Given records:
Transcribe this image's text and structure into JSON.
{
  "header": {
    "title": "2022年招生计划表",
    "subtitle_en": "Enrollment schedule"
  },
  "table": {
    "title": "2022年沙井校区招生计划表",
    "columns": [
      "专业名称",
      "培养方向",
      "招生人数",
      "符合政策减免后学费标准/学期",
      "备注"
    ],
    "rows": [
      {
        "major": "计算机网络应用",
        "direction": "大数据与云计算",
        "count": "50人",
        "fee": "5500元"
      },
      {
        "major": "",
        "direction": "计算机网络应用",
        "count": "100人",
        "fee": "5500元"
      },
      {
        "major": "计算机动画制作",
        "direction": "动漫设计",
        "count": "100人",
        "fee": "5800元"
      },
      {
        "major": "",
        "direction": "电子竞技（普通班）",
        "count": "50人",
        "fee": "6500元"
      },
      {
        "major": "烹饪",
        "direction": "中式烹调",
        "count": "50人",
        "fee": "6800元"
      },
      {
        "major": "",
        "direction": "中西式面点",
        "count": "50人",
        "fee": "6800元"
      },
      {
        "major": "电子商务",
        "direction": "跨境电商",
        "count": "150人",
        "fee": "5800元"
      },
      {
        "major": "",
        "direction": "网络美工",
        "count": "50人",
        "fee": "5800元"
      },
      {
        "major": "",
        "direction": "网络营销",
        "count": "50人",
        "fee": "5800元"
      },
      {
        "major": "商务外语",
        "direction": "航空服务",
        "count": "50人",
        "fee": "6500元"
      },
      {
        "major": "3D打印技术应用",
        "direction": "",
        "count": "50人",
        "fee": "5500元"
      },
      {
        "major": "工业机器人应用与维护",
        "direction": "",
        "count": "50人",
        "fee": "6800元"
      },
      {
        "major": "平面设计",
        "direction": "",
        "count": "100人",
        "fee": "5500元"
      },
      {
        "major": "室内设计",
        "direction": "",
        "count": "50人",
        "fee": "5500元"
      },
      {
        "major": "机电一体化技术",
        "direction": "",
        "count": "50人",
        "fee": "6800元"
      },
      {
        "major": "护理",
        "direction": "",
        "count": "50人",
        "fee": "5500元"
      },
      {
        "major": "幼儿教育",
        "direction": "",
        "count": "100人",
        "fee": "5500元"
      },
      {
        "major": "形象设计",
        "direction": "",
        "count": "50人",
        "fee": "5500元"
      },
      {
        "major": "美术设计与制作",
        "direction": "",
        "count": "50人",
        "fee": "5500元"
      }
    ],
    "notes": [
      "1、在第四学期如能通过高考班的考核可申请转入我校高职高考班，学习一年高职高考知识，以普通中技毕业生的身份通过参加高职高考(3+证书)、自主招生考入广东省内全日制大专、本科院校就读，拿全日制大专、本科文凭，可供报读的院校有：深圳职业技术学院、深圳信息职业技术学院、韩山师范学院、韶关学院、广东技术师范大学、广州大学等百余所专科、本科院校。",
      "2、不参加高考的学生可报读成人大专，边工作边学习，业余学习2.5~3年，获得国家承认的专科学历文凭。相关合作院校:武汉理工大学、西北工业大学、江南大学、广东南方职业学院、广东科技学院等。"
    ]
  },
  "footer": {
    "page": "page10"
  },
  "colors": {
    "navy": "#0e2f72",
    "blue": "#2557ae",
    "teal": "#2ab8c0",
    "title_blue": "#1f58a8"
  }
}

Your instructions: Go through the records and print each one exactly.

Finished exercise:
Transcribe this image's text and structure into JSON.
{
  "header": {
    "title": "2022年招生计划表",
    "subtitle_en": "Enrollment schedule"
  },
  "table": {
    "title": "2022年沙井校区招生计划表",
    "columns": [
      "专业名称",
      "培养方向",
      "招生人数",
      "符合政策减免后学费标准/学期",
      "备注"
    ],
    "rows": [
      {
        "major": "计算机网络应用",
        "direction": "大数据与云计算",
        "count": "50人",
        "fee": "5500元"
      },
      {
        "major": "",
        "direction": "计算机网络应用",
        "count": "100人",
        "fee": "5500元"
      },
      {
        "major": "计算机动画制作",
        "direction": "动漫设计",
        "count": "100人",
        "fee": "5800元"
      },
      {
        "major": "",
        "direction": "电子竞技（普通班）",
        "count": "50人",
        "fee": "6500元"
      },
      {
        "major": "烹饪",
        "direction": "中式烹调",
        "count": "50人",
        "fee": "6800元"
      },
      {
        "major": "",
        "direction": "中西式面点",
        "count": "50人",
        "fee": "6800元"
      },
      {
        "major": "电子商务",
        "direction": "跨境电商",
        "count": "150人",
        "fee": "5800元"
      },
      {
        "major": "",
        "direction": "网络美工",
        "count": "50人",
        "fee": "5800元"
      },
      {
        "major": "",
        "direction": "网络营销",
        "count": "50人",
        "fee": "5800元"
      },
      {
        "major": "商务外语",
        "direction": "航空服务",
        "count": "50人",
        "fee": "6500元"
      },
      {
        "major": "3D打印技术应用",
        "direction": "",
        "count": "50人",
        "fee": "5500元"
      },
      {
        "major": "工业机器人应用与维护",
        "direction": "",
        "count": "50人",
        "fee": "6800元"
      },
      {
        "major": "平面设计",
        "direction": "",
        "count": "100人",
        "fee": "5500元"
      },
      {
        "major": "室内设计",
        "direction": "",
        "count": "50人",
        "fee": "5500元"
      },
      {
        "major": "机电一体化技术",
        "direction": "",
        "count": "50人",
        "fee": "6800元"
      },
      {
        "major": "护理",
        "direction": "",
        "count": "50人",
        "fee": "5500元"
      },
      {
        "major": "幼儿教育",
        "direction": "",
        "count": "100人",
        "fee": "5500元"
      },
      {
        "major": "形象设计",
        "direction": "",
        "count": "50人",
        "fee": "5500元"
      },
      {
        "major": "美术设计与制作",
        "direction": "",
        "count": "50人",
        "fee": "5500元"
      }
    ],
    "notes": [
      "1、在第四学期如能通过高考班的考核可申请转入我校高职高考班，学习一年高职高考知识，以普通中技毕业生的身份通过参加高职高考(3+证书)、自主招生考入广东省内全日制大专、本科院校就读，拿全日制大专、本科文凭，可供报读的院校有：深圳职业技术学院、深圳信息职业技术学院、韩山师范学院、韶关学院、广东技术师范大学、广州大学等百余所专科、本科院校。",
      "2、不参加高考的学生可报读成人大专，边工作边学习，业余学习2.5~3年，获得国家承认的专科学历文凭。相关合作院校:武汉理工大学、西北工业大学、江南大学、广东南方职业学院、广东科技学院等。"
    ]
  },
  "footer": {
    "page": "page10"
  },
  "colors": {
    "navy": "#0e2f72",
    "blue": "#2557ae",
    "teal": "#2ab8c0",
    "title_blue": "#1f58a8"
  }
}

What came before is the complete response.